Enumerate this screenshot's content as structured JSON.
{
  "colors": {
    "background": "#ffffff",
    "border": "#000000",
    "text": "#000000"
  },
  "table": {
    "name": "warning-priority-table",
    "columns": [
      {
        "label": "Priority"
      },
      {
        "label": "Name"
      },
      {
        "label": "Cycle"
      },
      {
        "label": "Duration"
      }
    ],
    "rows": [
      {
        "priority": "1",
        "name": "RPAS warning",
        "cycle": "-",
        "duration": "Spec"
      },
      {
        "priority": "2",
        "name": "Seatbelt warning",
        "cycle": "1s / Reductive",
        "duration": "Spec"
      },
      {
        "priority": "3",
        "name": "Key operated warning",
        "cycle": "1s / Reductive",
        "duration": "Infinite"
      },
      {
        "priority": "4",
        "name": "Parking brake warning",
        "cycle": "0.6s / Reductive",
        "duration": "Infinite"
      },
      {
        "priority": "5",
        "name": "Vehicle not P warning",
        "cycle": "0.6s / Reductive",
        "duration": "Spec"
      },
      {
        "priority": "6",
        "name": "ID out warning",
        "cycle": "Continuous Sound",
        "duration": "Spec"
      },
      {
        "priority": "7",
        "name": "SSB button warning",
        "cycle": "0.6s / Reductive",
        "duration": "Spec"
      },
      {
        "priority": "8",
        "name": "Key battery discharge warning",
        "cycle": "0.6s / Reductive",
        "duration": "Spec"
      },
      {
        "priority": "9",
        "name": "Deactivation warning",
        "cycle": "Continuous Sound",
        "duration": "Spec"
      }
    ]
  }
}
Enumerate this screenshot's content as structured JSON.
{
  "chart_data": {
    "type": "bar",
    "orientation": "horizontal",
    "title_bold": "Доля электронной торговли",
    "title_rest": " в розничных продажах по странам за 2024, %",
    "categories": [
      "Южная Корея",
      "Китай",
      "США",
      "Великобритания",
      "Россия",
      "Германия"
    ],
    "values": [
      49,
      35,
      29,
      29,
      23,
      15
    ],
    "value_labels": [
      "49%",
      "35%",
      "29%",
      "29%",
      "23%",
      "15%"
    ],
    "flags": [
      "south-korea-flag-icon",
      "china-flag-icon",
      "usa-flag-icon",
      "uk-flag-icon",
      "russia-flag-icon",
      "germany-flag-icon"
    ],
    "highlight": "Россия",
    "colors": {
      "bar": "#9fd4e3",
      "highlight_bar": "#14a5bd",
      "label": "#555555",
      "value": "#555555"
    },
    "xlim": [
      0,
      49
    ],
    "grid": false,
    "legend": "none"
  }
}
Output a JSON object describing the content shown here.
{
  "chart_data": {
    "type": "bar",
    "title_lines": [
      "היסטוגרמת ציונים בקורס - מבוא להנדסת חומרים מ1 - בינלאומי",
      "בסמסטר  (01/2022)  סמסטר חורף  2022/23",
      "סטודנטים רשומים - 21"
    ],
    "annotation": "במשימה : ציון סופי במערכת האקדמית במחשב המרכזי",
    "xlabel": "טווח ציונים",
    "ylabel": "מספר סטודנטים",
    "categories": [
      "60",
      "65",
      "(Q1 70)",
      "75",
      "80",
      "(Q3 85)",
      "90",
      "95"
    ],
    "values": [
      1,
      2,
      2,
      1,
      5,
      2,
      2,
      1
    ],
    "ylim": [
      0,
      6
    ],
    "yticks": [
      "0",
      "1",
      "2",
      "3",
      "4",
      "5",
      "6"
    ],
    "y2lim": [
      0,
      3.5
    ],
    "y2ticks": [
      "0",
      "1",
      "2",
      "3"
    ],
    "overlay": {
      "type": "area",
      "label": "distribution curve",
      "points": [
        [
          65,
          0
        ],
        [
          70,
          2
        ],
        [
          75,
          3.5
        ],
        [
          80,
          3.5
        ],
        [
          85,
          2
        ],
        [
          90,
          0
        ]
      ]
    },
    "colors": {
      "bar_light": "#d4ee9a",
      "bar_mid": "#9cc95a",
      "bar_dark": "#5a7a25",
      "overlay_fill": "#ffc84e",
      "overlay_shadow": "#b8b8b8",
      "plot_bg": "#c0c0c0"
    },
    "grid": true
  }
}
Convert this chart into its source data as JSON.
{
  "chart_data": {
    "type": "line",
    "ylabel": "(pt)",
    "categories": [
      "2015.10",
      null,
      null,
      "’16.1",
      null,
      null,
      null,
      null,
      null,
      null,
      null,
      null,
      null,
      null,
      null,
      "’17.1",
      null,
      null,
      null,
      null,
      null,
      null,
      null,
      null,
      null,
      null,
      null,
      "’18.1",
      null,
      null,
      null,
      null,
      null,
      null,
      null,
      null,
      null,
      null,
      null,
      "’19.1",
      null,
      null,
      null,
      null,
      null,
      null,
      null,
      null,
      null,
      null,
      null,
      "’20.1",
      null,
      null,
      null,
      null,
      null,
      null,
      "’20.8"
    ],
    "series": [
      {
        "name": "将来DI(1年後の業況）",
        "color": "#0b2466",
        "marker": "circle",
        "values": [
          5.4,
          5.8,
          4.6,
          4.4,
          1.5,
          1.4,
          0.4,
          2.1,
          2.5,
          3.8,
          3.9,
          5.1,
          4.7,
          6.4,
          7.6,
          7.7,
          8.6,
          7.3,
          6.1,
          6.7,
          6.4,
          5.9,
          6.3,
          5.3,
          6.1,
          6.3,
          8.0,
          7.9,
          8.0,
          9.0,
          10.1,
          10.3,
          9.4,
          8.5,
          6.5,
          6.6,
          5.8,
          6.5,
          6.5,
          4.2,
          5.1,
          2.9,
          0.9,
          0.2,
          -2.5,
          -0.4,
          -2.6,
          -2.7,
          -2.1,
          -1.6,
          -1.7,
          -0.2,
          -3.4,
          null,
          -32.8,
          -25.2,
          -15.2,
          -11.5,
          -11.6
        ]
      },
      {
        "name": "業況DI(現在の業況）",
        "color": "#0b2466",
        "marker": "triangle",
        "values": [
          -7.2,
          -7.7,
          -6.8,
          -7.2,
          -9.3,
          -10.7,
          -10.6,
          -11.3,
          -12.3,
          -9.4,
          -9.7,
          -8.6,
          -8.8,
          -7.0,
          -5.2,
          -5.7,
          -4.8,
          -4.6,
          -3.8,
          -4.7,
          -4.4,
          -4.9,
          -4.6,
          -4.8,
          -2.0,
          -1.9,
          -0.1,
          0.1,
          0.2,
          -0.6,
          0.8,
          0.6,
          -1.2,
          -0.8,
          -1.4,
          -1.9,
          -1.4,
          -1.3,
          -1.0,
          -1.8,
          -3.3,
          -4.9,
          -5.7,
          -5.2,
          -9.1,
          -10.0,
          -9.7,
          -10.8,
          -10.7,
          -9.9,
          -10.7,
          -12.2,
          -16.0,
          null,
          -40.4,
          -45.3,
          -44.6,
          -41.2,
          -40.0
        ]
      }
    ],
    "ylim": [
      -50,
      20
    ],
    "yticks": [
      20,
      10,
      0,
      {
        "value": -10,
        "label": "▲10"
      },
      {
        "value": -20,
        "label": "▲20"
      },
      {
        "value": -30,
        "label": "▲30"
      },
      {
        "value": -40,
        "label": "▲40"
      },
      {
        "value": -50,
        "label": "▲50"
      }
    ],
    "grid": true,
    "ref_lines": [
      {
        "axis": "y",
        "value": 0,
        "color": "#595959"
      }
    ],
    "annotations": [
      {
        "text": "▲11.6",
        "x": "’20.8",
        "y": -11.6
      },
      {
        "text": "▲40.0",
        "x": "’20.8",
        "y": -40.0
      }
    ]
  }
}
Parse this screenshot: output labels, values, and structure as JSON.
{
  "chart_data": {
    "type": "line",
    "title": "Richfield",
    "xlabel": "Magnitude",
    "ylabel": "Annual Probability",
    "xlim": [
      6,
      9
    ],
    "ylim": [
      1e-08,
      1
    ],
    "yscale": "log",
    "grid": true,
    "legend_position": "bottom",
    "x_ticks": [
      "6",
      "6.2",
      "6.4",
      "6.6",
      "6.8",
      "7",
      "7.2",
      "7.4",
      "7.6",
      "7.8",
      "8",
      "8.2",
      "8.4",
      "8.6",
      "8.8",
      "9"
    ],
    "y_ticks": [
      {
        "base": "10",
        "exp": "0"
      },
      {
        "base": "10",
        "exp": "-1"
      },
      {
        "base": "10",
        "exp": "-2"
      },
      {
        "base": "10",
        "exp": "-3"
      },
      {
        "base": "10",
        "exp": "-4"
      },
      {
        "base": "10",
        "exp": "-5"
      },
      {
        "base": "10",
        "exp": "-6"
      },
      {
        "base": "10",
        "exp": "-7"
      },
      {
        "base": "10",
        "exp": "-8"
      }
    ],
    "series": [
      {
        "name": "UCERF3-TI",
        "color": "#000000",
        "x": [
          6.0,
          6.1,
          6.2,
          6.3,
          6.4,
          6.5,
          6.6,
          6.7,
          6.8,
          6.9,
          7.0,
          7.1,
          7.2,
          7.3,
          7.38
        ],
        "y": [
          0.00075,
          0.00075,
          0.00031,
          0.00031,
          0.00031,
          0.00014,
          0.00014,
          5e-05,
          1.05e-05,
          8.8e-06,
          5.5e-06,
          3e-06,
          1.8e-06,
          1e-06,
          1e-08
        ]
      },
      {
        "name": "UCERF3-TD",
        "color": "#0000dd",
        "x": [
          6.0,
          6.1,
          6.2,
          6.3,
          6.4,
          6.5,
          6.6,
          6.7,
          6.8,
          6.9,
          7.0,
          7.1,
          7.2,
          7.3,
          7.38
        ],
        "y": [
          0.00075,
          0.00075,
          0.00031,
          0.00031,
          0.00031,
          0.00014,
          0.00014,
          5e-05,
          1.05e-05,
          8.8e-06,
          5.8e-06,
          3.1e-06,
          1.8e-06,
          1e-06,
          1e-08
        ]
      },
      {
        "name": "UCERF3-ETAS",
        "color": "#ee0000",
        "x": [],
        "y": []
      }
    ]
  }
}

**Request**
In the listing above, find each line with the word "icon" and copy it.

**Solution to the problem**
      "south-korea-flag-icon",
      "china-flag-icon",
      "usa-flag-icon",
      "uk-flag-icon",
      "russia-flag-icon",
      "germany-flag-icon"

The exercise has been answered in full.